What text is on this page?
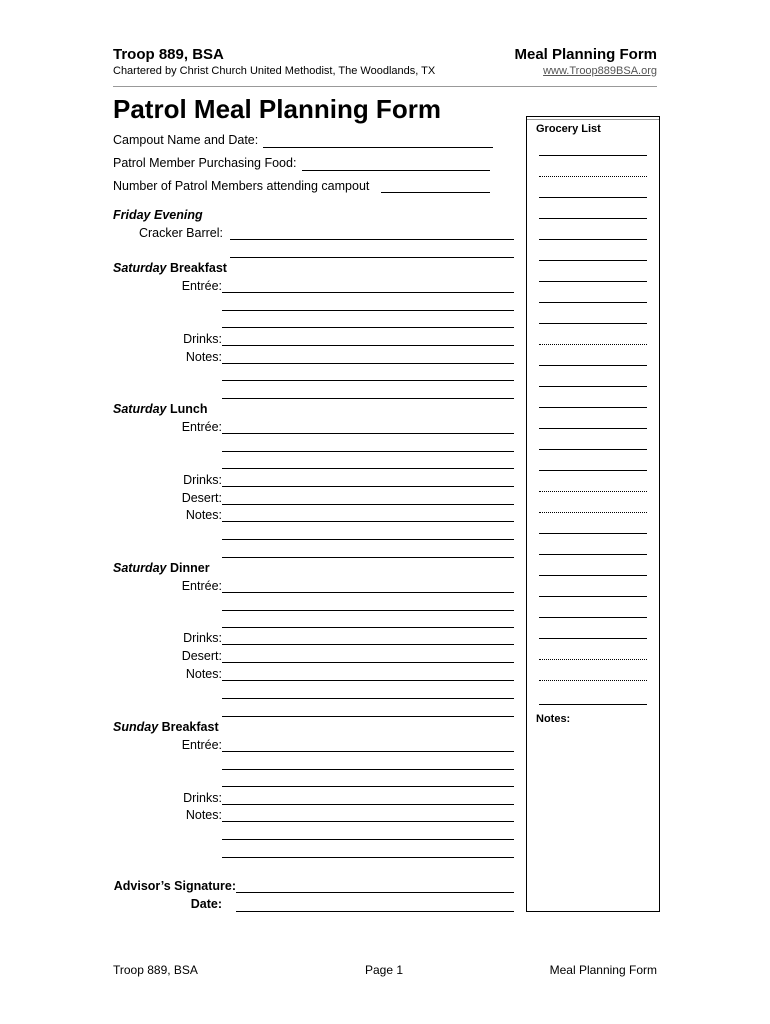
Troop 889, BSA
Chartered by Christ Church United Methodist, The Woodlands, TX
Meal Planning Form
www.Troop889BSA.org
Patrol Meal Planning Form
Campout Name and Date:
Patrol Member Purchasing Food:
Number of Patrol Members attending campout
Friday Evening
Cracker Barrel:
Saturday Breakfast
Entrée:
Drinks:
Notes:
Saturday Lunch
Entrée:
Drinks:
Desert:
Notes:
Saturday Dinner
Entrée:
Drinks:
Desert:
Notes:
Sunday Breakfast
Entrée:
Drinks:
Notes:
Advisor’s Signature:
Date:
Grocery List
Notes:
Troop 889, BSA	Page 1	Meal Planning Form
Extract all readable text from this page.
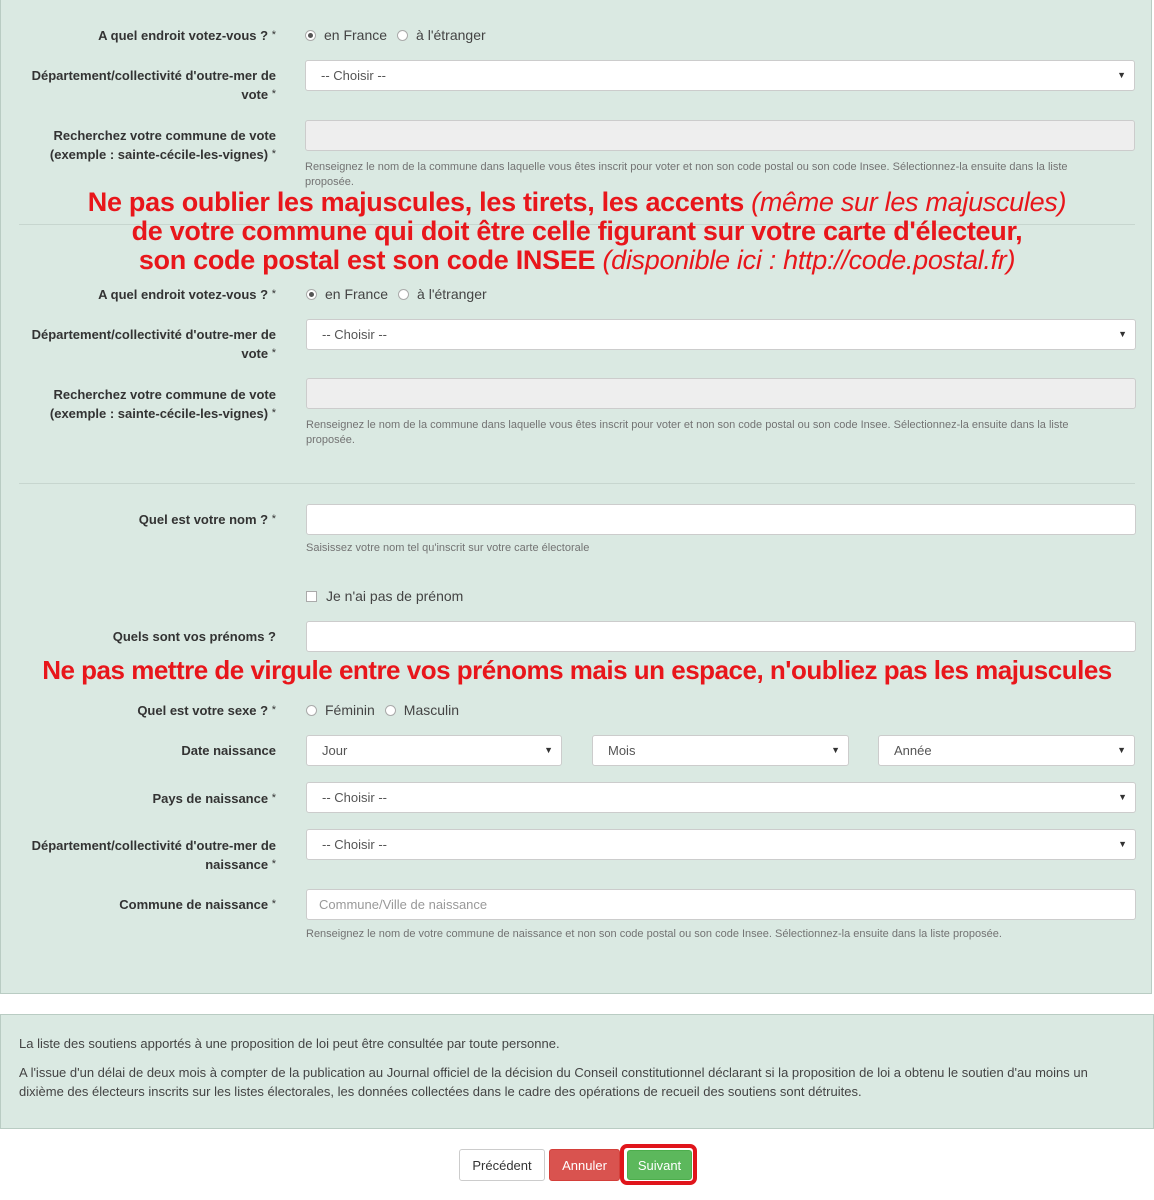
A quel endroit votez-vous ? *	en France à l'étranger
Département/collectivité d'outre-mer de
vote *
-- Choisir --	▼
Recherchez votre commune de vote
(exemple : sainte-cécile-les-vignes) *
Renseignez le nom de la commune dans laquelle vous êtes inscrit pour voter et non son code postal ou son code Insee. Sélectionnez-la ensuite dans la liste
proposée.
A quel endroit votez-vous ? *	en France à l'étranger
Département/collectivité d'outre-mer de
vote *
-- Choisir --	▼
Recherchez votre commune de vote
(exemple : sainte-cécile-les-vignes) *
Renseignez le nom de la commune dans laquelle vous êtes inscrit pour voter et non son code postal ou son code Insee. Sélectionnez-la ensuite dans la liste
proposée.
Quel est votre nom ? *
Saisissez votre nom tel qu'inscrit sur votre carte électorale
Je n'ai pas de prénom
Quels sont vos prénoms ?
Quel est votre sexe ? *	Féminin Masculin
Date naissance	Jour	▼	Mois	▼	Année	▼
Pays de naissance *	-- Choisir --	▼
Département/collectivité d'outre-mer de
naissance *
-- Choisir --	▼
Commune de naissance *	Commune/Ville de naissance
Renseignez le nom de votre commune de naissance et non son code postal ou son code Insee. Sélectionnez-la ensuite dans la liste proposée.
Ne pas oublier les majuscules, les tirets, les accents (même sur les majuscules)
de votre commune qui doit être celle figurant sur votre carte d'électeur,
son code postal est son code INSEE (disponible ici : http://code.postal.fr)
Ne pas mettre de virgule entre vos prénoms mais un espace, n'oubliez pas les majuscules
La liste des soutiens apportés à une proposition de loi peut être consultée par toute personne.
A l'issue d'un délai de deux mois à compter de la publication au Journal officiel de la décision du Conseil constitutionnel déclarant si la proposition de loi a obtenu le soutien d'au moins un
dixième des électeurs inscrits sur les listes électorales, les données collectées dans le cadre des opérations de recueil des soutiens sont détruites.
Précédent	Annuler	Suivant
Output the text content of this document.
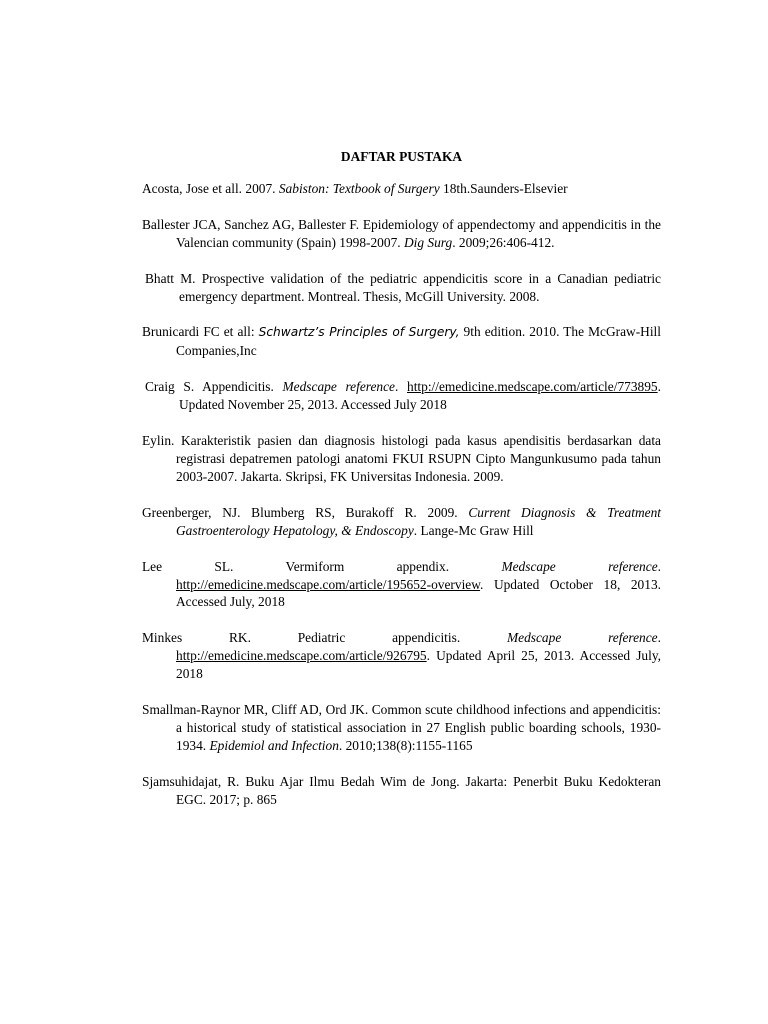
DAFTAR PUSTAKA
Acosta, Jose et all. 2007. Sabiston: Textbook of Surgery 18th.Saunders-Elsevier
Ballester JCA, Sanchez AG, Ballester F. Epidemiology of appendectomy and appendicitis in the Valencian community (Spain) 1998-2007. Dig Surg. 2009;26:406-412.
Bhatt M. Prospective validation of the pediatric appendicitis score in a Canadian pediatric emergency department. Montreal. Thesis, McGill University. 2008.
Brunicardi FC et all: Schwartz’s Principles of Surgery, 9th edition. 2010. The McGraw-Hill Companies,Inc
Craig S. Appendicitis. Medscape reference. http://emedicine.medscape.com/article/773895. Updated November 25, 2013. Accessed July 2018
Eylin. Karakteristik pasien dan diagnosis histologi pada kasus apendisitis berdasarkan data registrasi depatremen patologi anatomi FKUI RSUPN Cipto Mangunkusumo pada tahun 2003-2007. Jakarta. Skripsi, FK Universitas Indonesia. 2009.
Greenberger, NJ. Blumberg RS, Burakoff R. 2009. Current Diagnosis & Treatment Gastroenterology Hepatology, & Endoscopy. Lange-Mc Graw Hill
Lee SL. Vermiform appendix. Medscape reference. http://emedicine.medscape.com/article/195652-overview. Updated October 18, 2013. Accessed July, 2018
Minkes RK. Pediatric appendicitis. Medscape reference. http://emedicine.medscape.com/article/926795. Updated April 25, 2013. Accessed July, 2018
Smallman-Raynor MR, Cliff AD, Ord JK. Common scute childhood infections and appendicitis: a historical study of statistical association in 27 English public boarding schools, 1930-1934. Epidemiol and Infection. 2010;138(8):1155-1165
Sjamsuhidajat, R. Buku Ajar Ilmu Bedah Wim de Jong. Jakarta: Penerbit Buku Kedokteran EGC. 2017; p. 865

=====

Exercise aim
The material above must be printed exactly, with its pictures left out.

Solution for this problem
What text is on this page?
Troop 889, BSA
Chartered by Christ Church United Methodist, The Woodlands, TX
Meal Planning Form
www.Troop889BSA.org
Patrol Meal Planning Form
Campout Name and Date:
Patrol Member Purchasing Food:
Number of Patrol Members attending campout
Friday Evening
Cracker Barrel:
Saturday Breakfast
Entrée:
Drinks:
Notes:
Saturday Lunch
Entrée:
Drinks:
Desert:
Notes:
Saturday Dinner
Entrée:
Drinks:
Desert:
Notes:
Sunday Breakfast
Entrée:
Drinks:
Notes:
Advisor’s Signature:
Date:
Grocery List
Notes:
Troop 889, BSA	Page 1	Meal Planning Form
Extract all readable text from this page.
A quel endroit votez-vous ? *	en France à l'étranger
Département/collectivité d'outre-mer de
vote *
-- Choisir --	▼
Recherchez votre commune de vote
(exemple : sainte-cécile-les-vignes) *
Renseignez le nom de la commune dans laquelle vous êtes inscrit pour voter et non son code postal ou son code Insee. Sélectionnez-la ensuite dans la liste
proposée.
A quel endroit votez-vous ? *	en France à l'étranger
Département/collectivité d'outre-mer de
vote *
-- Choisir --	▼
Recherchez votre commune de vote
(exemple : sainte-cécile-les-vignes) *
Renseignez le nom de la commune dans laquelle vous êtes inscrit pour voter et non son code postal ou son code Insee. Sélectionnez-la ensuite dans la liste
proposée.
Quel est votre nom ? *
Saisissez votre nom tel qu'inscrit sur votre carte électorale
Je n'ai pas de prénom
Quels sont vos prénoms ?
Quel est votre sexe ? *	Féminin Masculin
Date naissance	Jour	▼	Mois	▼	Année	▼
Pays de naissance *	-- Choisir --	▼
Département/collectivité d'outre-mer de
naissance *
-- Choisir --	▼
Commune de naissance *	Commune/Ville de naissance
Renseignez le nom de votre commune de naissance et non son code postal ou son code Insee. Sélectionnez-la ensuite dans la liste proposée.
Ne pas oublier les majuscules, les tirets, les accents (même sur les majuscules)
de votre commune qui doit être celle figurant sur votre carte d'électeur,
son code postal est son code INSEE (disponible ici : http://code.postal.fr)
Ne pas mettre de virgule entre vos prénoms mais un espace, n'oubliez pas les majuscules
La liste des soutiens apportés à une proposition de loi peut être consultée par toute personne.
A l'issue d'un délai de deux mois à compter de la publication au Journal officiel de la décision du Conseil constitutionnel déclarant si la proposition de loi a obtenu le soutien d'au moins un
dixième des électeurs inscrits sur les listes électorales, les données collectées dans le cadre des opérations de recueil des soutiens sont détruites.
Précédent	Annuler	Suivant
Output the text content of this document.
DAFTAR PUSTAKA
Acosta, Jose et all. 2007. Sabiston: Textbook of Surgery 18th.Saunders-Elsevier
Ballester JCA, Sanchez AG, Ballester F. Epidemiology of appendectomy and appendicitis in the Valencian community (Spain) 1998-2007. Dig Surg. 2009;26:406-412.
Bhatt M. Prospective validation of the pediatric appendicitis score in a Canadian pediatric emergency department. Montreal. Thesis, McGill University. 2008.
Brunicardi FC et all: Schwartz’s Principles of Surgery, 9th edition. 2010. The McGraw-Hill Companies,Inc
Craig S. Appendicitis. Medscape reference. http://emedicine.medscape.com/article/773895. Updated November 25, 2013. Accessed July 2018
Eylin. Karakteristik pasien dan diagnosis histologi pada kasus apendisitis berdasarkan data registrasi depatremen patologi anatomi FKUI RSUPN Cipto Mangunkusumo pada tahun 2003-2007. Jakarta. Skripsi, FK Universitas Indonesia. 2009.
Greenberger, NJ. Blumberg RS, Burakoff R. 2009. Current Diagnosis & Treatment Gastroenterology Hepatology, & Endoscopy. Lange-Mc Graw Hill
Lee SL. Vermiform appendix. Medscape reference. http://emedicine.medscape.com/article/195652-overview. Updated October 18, 2013. Accessed July, 2018
Minkes RK. Pediatric appendicitis. Medscape reference. http://emedicine.medscape.com/article/926795. Updated April 25, 2013. Accessed July, 2018
Smallman-Raynor MR, Cliff AD, Ord JK. Common scute childhood infections and appendicitis: a historical study of statistical association in 27 English public boarding schools, 1930-1934. Epidemiol and Infection. 2010;138(8):1155-1165
Sjamsuhidajat, R. Buku Ajar Ilmu Bedah Wim de Jong. Jakarta: Penerbit Buku Kedokteran EGC. 2017; p. 865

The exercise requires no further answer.